Exercise description:
Which lines have the string "الساعة"? Copy all of them from the entries below.

[Data items]
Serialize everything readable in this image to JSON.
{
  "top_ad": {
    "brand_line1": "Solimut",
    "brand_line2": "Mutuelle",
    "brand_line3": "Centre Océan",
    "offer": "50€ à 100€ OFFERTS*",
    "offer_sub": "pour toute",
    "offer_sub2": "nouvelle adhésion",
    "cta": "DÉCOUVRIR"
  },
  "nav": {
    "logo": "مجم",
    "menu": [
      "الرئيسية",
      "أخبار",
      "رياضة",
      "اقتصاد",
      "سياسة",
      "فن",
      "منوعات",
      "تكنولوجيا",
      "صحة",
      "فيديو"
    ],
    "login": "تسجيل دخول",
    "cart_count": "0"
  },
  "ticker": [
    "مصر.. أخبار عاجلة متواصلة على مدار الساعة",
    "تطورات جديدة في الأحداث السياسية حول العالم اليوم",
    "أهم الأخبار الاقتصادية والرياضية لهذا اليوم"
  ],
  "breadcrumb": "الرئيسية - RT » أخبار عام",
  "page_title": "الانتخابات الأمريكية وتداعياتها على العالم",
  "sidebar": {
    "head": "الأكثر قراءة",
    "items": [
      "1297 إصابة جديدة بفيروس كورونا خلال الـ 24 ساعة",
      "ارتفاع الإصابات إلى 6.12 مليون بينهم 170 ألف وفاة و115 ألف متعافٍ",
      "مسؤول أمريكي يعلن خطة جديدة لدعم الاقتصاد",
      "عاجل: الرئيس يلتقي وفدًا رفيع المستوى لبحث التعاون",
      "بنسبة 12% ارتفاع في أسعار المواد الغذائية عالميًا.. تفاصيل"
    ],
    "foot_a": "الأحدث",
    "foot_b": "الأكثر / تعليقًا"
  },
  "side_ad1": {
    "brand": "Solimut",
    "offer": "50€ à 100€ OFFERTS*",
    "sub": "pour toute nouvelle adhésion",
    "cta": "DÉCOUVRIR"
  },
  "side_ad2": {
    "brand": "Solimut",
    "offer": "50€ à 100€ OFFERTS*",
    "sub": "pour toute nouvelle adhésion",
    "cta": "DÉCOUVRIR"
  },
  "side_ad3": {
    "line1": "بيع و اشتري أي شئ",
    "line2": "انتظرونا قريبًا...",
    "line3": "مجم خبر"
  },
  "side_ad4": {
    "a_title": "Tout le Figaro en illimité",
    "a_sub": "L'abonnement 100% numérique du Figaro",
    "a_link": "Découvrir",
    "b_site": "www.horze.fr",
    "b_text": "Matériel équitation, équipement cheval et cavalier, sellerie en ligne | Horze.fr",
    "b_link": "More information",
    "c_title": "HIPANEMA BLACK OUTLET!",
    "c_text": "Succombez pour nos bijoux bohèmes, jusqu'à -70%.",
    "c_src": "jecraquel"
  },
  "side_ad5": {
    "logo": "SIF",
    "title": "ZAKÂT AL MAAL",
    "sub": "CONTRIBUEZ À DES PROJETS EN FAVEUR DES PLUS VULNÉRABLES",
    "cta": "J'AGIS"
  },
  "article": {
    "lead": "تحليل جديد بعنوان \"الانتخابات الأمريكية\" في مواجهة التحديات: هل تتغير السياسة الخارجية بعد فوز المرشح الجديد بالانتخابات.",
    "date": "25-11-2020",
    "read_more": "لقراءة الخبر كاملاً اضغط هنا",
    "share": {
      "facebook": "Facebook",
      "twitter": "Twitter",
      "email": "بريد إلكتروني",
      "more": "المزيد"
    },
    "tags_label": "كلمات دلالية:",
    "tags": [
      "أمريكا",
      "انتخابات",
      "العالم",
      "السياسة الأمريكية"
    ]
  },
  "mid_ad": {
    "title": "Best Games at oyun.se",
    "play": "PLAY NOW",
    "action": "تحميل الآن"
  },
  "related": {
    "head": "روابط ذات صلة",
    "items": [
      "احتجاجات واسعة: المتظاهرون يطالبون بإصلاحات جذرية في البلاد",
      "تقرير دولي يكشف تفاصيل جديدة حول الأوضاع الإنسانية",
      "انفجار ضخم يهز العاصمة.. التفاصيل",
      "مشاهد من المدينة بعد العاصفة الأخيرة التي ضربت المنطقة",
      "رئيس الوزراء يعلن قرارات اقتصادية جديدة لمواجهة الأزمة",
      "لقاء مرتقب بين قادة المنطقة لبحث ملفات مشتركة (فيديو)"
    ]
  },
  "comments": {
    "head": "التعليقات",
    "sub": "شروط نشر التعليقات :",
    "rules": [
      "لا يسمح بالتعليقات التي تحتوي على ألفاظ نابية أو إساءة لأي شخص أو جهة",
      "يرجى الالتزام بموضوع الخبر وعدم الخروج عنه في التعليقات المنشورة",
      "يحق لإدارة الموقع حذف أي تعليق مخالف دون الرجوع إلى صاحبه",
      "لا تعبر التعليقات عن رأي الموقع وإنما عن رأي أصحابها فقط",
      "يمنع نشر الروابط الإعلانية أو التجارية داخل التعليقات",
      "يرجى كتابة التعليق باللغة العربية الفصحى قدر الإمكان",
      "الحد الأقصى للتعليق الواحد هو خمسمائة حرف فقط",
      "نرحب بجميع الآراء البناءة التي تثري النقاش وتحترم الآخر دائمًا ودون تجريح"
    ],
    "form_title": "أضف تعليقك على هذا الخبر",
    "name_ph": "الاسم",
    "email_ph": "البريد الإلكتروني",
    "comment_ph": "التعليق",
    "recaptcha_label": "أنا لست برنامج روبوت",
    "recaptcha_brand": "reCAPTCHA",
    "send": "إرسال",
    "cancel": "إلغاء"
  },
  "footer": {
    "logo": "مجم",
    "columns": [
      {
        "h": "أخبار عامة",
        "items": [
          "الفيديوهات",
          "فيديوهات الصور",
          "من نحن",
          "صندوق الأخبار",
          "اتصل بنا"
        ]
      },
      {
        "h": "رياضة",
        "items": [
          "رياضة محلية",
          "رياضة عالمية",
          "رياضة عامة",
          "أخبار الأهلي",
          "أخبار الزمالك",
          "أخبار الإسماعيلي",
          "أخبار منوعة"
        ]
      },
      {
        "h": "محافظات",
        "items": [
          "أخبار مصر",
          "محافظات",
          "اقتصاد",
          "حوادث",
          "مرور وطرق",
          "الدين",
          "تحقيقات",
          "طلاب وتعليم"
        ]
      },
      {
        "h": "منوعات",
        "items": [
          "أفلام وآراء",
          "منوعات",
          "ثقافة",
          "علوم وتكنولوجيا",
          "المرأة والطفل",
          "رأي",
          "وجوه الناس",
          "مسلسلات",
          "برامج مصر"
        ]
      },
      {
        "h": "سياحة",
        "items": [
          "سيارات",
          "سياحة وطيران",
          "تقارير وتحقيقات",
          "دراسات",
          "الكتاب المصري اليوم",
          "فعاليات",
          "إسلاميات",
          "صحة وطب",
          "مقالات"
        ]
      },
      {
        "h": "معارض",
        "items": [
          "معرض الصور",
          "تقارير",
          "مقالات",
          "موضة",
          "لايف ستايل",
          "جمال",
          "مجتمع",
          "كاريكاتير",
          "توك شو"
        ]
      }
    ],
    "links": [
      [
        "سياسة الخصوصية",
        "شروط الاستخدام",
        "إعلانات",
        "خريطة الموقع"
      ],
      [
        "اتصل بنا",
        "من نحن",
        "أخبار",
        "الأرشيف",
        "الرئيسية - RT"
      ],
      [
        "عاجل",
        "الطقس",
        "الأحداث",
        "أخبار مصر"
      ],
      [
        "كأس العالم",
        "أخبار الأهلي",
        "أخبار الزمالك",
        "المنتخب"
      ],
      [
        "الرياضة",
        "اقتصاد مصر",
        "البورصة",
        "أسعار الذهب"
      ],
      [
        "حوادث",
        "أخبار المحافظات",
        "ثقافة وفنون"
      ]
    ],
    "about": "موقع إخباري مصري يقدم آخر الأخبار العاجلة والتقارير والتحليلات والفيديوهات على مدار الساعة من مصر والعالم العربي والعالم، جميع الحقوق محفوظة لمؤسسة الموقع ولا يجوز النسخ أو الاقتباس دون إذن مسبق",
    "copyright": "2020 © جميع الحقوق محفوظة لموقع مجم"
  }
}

The answer:
    "مصر.. أخبار عاجلة متواصلة على مدار الساعة",
    "about": "موقع إخباري مصري يقدم آخر الأخبار العاجلة والتقارير والتحليلات والفيديوهات على مدار الساعة من مصر والعالم العربي والعالم، جميع الحقوق محفوظة لمؤسسة الموقع ولا يجوز النسخ أو الاقتباس دون إذن مسبق",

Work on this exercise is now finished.